Could every line of the data be printed exactly as it reads?
>> start
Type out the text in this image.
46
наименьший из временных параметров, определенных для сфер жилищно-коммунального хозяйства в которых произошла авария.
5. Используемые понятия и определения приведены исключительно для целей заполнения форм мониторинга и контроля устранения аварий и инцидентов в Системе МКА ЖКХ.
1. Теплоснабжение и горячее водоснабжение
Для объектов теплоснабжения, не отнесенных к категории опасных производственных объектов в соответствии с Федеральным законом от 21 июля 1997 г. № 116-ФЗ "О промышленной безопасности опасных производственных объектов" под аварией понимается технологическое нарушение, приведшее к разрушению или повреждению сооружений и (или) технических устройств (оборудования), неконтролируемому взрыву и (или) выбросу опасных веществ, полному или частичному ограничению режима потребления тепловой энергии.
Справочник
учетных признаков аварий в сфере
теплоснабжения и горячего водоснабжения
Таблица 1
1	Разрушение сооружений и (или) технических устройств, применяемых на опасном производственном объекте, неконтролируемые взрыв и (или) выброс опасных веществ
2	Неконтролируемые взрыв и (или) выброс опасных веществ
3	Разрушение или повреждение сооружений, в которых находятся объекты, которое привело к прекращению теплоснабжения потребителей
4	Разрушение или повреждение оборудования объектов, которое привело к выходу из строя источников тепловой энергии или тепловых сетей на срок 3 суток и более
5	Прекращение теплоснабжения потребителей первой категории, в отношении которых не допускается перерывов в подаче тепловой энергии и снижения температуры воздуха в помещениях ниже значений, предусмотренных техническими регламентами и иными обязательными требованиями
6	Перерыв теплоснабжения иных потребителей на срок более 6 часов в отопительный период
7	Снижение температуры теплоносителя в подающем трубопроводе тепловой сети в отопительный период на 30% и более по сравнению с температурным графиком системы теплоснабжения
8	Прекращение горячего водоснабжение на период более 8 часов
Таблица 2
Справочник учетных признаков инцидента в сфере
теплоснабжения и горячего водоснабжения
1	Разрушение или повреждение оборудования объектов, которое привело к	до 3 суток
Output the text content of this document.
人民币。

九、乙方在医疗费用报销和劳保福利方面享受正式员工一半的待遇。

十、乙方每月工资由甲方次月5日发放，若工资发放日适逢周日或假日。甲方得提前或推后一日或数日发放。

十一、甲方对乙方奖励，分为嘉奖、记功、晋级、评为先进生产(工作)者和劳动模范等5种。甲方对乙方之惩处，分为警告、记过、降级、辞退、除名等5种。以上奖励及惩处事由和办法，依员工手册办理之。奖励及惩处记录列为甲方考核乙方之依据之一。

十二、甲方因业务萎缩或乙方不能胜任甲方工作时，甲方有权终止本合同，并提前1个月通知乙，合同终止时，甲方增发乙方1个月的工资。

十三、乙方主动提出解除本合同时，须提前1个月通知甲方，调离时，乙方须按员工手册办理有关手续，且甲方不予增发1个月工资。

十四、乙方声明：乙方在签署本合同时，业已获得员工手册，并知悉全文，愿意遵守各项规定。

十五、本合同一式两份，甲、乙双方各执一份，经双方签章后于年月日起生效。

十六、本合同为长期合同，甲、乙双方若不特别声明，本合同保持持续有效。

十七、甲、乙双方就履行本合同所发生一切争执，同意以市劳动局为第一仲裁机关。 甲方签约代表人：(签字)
>> end
▸ Response to the exercise
Type out the text in this image.
46
наименьший из временных параметров, определенных для сфер жилищно-коммунального хозяйства в которых произошла авария.
5. Используемые понятия и определения приведены исключительно для целей заполнения форм мониторинга и контроля устранения аварий и инцидентов в Системе МКА ЖКХ.
1. Теплоснабжение и горячее водоснабжение
Для объектов теплоснабжения, не отнесенных к категории опасных производственных объектов в соответствии с Федеральным законом от 21 июля 1997 г. № 116-ФЗ "О промышленной безопасности опасных производственных объектов" под аварией понимается технологическое нарушение, приведшее к разрушению или повреждению сооружений и (или) технических устройств (оборудования), неконтролируемому взрыву и (или) выбросу опасных веществ, полному или частичному ограничению режима потребления тепловой энергии.
Справочник
учетных признаков аварий в сфере
теплоснабжения и горячего водоснабжения
Таблица 1
1	Разрушение сооружений и (или) технических устройств, применяемых на опасном производственном объекте, неконтролируемые взрыв и (или) выброс опасных веществ
2	Неконтролируемые взрыв и (или) выброс опасных веществ
3	Разрушение или повреждение сооружений, в которых находятся объекты, которое привело к прекращению теплоснабжения потребителей
4	Разрушение или повреждение оборудования объектов, которое привело к выходу из строя источников тепловой энергии или тепловых сетей на срок 3 суток и более
5	Прекращение теплоснабжения потребителей первой категории, в отношении которых не допускается перерывов в подаче тепловой энергии и снижения температуры воздуха в помещениях ниже значений, предусмотренных техническими регламентами и иными обязательными требованиями
6	Перерыв теплоснабжения иных потребителей на срок более 6 часов в отопительный период
7	Снижение температуры теплоносителя в подающем трубопроводе тепловой сети в отопительный период на 30% и более по сравнению с температурным графиком системы теплоснабжения
8	Прекращение горячего водоснабжение на период более 8 часов
Таблица 2
Справочник учетных признаков инцидента в сфере
теплоснабжения и горячего водоснабжения
1	Разрушение или повреждение оборудования объектов, которое привело к	до 3 суток
Output the text content of this document.
人民币。

九、乙方在医疗费用报销和劳保福利方面享受正式员工一半的待遇。

十、乙方每月工资由甲方次月5日发放，若工资发放日适逢周日或假日。甲方得提前或推后一日或数日发放。

十一、甲方对乙方奖励，分为嘉奖、记功、晋级、评为先进生产(工作)者和劳动模范等5种。甲方对乙方之惩处，分为警告、记过、降级、辞退、除名等5种。以上奖励及惩处事由和办法，依员工手册办理之。奖励及惩处记录列为甲方考核乙方之依据之一。

十二、甲方因业务萎缩或乙方不能胜任甲方工作时，甲方有权终止本合同，并提前1个月通知乙，合同终止时，甲方增发乙方1个月的工资。

十三、乙方主动提出解除本合同时，须提前1个月通知甲方，调离时，乙方须按员工手册办理有关手续，且甲方不予增发1个月工资。

十四、乙方声明：乙方在签署本合同时，业已获得员工手册，并知悉全文，愿意遵守各项规定。

十五、本合同一式两份，甲、乙双方各执一份，经双方签章后于年月日起生效。

十六、本合同为长期合同，甲、乙双方若不特别声明，本合同保持持续有效。

十七、甲、乙双方就履行本合同所发生一切争执，同意以市劳动局为第一仲裁机关。 甲方签约代表人：(签字)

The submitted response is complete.